What you are asked to do >>
Copy the stretch of the data from the line containing "Bar (486, 327, 508, 410)" through the line containing "Text: Contains HM", keeping every character the same as in the data.

[Records from a collection]
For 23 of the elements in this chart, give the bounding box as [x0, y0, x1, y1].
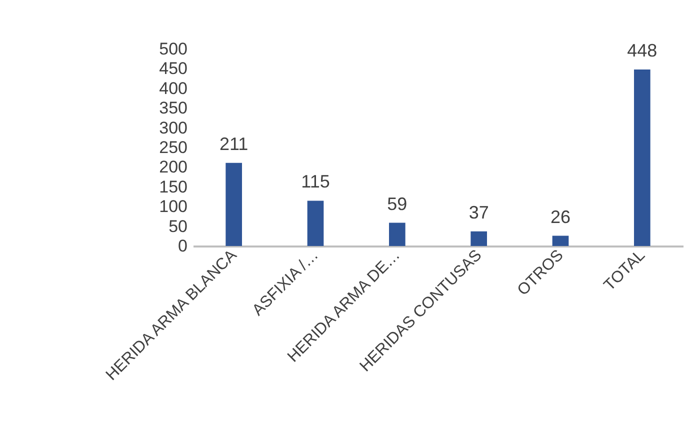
data-label: 211 — [219, 134, 248, 154]
y-tick-label: 100 — [159, 197, 188, 216]
y-tick-label: 450 — [159, 59, 188, 78]
data-label: 37 — [468, 202, 489, 222]
bar — [552, 236, 569, 246]
bar — [634, 69, 650, 246]
y-tick-label: 150 — [159, 177, 188, 196]
y-tick-label: 0 — [178, 236, 188, 256]
y-tick-label: 50 — [168, 216, 188, 236]
bar — [226, 162, 242, 246]
y-tick-label: 400 — [159, 78, 188, 98]
y-tick-label: 300 — [159, 118, 188, 138]
bar — [307, 200, 324, 246]
data-label: 448 — [627, 40, 658, 60]
y-tick-label: 200 — [159, 158, 188, 177]
bar — [389, 222, 406, 246]
data-label: 115 — [301, 172, 330, 192]
y-tick-label: 500 — [159, 40, 188, 58]
data-label: 26 — [550, 206, 571, 227]
y-tick-label: 350 — [159, 98, 188, 118]
bar — [470, 231, 487, 246]
y-tick-label: 250 — [159, 138, 188, 157]
data-label: 59 — [387, 194, 408, 214]
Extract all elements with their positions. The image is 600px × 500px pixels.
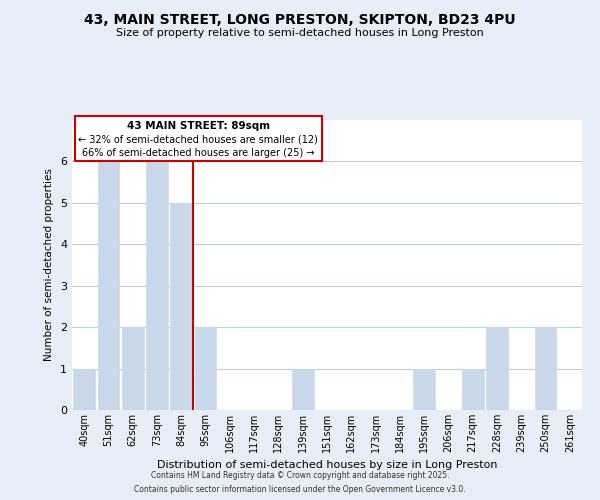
Bar (486, 327, 508, 410)
Bar (462, 368, 484, 410)
Bar (413, 368, 435, 410)
Text: 66% of semi-detached houses are larger (25) →: 66% of semi-detached houses are larger (… (82, 148, 314, 158)
Text: Contains public sector information licensed under the Open Government Licence v3: Contains public sector information licen… (134, 484, 466, 494)
Text: Contains HM Land Registry data © Crown copyright and database right 2025.: Contains HM Land Registry data © Crown c… (151, 472, 449, 480)
Bar (194, 327, 217, 410)
Bar (170, 203, 192, 410)
Bar (292, 368, 314, 410)
Y-axis label: Number of semi-detached properties: Number of semi-detached properties (44, 168, 55, 362)
Bar (73, 368, 95, 410)
Text: 43, MAIN STREET, LONG PRESTON, SKIPTON, BD23 4PU: 43, MAIN STREET, LONG PRESTON, SKIPTON, … (84, 12, 516, 26)
Text: ← 32% of semi-detached houses are smaller (12): ← 32% of semi-detached houses are smalle… (78, 134, 318, 144)
Bar (535, 327, 556, 410)
Text: Size of property relative to semi-detached houses in Long Preston: Size of property relative to semi-detach… (116, 28, 484, 38)
X-axis label: Distribution of semi-detached houses by size in Long Preston: Distribution of semi-detached houses by … (157, 460, 497, 470)
Text: 43 MAIN STREET: 89sqm: 43 MAIN STREET: 89sqm (127, 121, 270, 131)
Bar (146, 162, 168, 410)
FancyBboxPatch shape (74, 116, 322, 161)
Bar (97, 162, 119, 410)
Bar (122, 327, 143, 410)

Written response >>
Bar (486, 327, 508, 410)
Bar (462, 368, 484, 410)
Bar (413, 368, 435, 410)
Text: 66% of semi-detached houses are larger (25) →: 66% of semi-detached houses are larger (… (82, 148, 314, 158)
Text: Contains public sector information licensed under the Open Government Licence v3: Contains public sector information licen… (134, 484, 466, 494)
Text: Contains HM Land Registry data © Crown copyright and database right 2025.: Contains HM Land Registry data © Crown c… (151, 472, 449, 480)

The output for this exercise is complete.